## begin Supplied data

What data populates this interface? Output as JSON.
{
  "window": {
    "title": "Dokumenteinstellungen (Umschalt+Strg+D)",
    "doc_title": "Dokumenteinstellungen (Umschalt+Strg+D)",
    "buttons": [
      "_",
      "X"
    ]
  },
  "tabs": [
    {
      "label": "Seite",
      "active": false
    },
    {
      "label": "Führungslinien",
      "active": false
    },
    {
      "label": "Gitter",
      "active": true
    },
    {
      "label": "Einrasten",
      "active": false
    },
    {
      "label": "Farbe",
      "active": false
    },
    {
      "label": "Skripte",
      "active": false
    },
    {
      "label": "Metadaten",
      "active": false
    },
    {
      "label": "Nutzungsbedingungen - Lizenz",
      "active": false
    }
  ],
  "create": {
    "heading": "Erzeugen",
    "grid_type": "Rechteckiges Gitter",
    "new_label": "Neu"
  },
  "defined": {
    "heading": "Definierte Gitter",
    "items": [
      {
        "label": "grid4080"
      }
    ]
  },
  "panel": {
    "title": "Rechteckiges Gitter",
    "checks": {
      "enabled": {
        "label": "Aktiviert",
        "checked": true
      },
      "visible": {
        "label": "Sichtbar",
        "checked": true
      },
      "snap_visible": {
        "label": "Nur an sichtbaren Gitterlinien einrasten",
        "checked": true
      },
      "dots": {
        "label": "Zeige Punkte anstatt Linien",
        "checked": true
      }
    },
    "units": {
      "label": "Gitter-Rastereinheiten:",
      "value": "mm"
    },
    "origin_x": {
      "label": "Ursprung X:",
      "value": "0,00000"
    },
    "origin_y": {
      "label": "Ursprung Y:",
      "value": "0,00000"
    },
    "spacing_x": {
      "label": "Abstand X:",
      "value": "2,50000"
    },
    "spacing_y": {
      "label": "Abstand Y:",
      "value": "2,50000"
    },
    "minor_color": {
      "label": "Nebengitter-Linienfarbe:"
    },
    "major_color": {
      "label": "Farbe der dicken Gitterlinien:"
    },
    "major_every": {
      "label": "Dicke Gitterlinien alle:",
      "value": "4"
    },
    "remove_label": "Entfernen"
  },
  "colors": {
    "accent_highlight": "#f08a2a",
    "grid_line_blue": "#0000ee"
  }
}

## end Supplied data

**Task brief:** Restate every line of the data word for word.

**Solution below:**
What data populates this interface? Output as JSON.
{
  "window": {
    "title": "Dokumenteinstellungen (Umschalt+Strg+D)",
    "doc_title": "Dokumenteinstellungen (Umschalt+Strg+D)",
    "buttons": [
      "_",
      "X"
    ]
  },
  "tabs": [
    {
      "label": "Seite",
      "active": false
    },
    {
      "label": "Führungslinien",
      "active": false
    },
    {
      "label": "Gitter",
      "active": true
    },
    {
      "label": "Einrasten",
      "active": false
    },
    {
      "label": "Farbe",
      "active": false
    },
    {
      "label": "Skripte",
      "active": false
    },
    {
      "label": "Metadaten",
      "active": false
    },
    {
      "label": "Nutzungsbedingungen - Lizenz",
      "active": false
    }
  ],
  "create": {
    "heading": "Erzeugen",
    "grid_type": "Rechteckiges Gitter",
    "new_label": "Neu"
  },
  "defined": {
    "heading": "Definierte Gitter",
    "items": [
      {
        "label": "grid4080"
      }
    ]
  },
  "panel": {
    "title": "Rechteckiges Gitter",
    "checks": {
      "enabled": {
        "label": "Aktiviert",
        "checked": true
      },
      "visible": {
        "label": "Sichtbar",
        "checked": true
      },
      "snap_visible": {
        "label": "Nur an sichtbaren Gitterlinien einrasten",
        "checked": true
      },
      "dots": {
        "label": "Zeige Punkte anstatt Linien",
        "checked": true
      }
    },
    "units": {
      "label": "Gitter-Rastereinheiten:",
      "value": "mm"
    },
    "origin_x": {
      "label": "Ursprung X:",
      "value": "0,00000"
    },
    "origin_y": {
      "label": "Ursprung Y:",
      "value": "0,00000"
    },
    "spacing_x": {
      "label": "Abstand X:",
      "value": "2,50000"
    },
    "spacing_y": {
      "label": "Abstand Y:",
      "value": "2,50000"
    },
    "minor_color": {
      "label": "Nebengitter-Linienfarbe:"
    },
    "major_color": {
      "label": "Farbe der dicken Gitterlinien:"
    },
    "major_every": {
      "label": "Dicke Gitterlinien alle:",
      "value": "4"
    },
    "remove_label": "Entfernen"
  },
  "colors": {
    "accent_highlight": "#f08a2a",
    "grid_line_blue": "#0000ee"
  }
}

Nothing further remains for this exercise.